What you should do -
Retype the complete listing exactly as it appears.

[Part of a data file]
Begin
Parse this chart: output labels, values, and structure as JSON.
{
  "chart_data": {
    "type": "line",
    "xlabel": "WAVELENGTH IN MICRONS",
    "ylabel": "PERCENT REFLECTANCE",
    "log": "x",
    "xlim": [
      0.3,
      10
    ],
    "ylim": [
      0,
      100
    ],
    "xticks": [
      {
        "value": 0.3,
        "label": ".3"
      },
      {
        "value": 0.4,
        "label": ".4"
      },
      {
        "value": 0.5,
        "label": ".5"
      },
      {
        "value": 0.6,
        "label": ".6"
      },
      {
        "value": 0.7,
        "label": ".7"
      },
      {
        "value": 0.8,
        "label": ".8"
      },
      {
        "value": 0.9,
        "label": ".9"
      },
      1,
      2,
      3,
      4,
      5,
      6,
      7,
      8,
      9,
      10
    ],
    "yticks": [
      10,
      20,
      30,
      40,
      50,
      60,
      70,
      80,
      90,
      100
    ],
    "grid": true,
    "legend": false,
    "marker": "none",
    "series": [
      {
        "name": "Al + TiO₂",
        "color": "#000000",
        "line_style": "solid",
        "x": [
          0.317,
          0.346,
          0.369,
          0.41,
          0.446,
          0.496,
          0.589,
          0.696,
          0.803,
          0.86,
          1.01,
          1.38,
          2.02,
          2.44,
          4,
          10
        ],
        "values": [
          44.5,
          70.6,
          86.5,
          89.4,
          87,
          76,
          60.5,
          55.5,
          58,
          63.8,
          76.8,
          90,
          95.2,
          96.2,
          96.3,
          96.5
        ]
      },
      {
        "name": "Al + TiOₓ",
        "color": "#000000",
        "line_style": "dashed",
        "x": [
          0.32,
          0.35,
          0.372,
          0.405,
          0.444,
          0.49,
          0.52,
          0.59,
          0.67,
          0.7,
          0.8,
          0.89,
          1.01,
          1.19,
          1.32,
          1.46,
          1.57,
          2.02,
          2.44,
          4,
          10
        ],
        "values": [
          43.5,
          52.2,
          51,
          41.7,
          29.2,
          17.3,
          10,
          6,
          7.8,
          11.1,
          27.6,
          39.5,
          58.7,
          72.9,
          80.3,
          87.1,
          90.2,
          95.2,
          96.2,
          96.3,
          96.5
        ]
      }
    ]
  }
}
End
The reply -
Parse this chart: output labels, values, and structure as JSON.
{
  "chart_data": {
    "type": "line",
    "xlabel": "WAVELENGTH IN MICRONS",
    "ylabel": "PERCENT REFLECTANCE",
    "log": "x",
    "xlim": [
      0.3,
      10
    ],
    "ylim": [
      0,
      100
    ],
    "xticks": [
      {
        "value": 0.3,
        "label": ".3"
      },
      {
        "value": 0.4,
        "label": ".4"
      },
      {
        "value": 0.5,
        "label": ".5"
      },
      {
        "value": 0.6,
        "label": ".6"
      },
      {
        "value": 0.7,
        "label": ".7"
      },
      {
        "value": 0.8,
        "label": ".8"
      },
      {
        "value": 0.9,
        "label": ".9"
      },
      1,
      2,
      3,
      4,
      5,
      6,
      7,
      8,
      9,
      10
    ],
    "yticks": [
      10,
      20,
      30,
      40,
      50,
      60,
      70,
      80,
      90,
      100
    ],
    "grid": true,
    "legend": false,
    "marker": "none",
    "series": [
      {
        "name": "Al + TiO₂",
        "color": "#000000",
        "line_style": "solid",
        "x": [
          0.317,
          0.346,
          0.369,
          0.41,
          0.446,
          0.496,
          0.589,
          0.696,
          0.803,
          0.86,
          1.01,
          1.38,
          2.02,
          2.44,
          4,
          10
        ],
        "values": [
          44.5,
          70.6,
          86.5,
          89.4,
          87,
          76,
          60.5,
          55.5,
          58,
          63.8,
          76.8,
          90,
          95.2,
          96.2,
          96.3,
          96.5
        ]
      },
      {
        "name": "Al + TiOₓ",
        "color": "#000000",
        "line_style": "dashed",
        "x": [
          0.32,
          0.35,
          0.372,
          0.405,
          0.444,
          0.49,
          0.52,
          0.59,
          0.67,
          0.7,
          0.8,
          0.89,
          1.01,
          1.19,
          1.32,
          1.46,
          1.57,
          2.02,
          2.44,
          4,
          10
        ],
        "values": [
          43.5,
          52.2,
          51,
          41.7,
          29.2,
          17.3,
          10,
          6,
          7.8,
          11.1,
          27.6,
          39.5,
          58.7,
          72.9,
          80.3,
          87.1,
          90.2,
          95.2,
          96.2,
          96.3,
          96.5
        ]
      }
    ]
  }
}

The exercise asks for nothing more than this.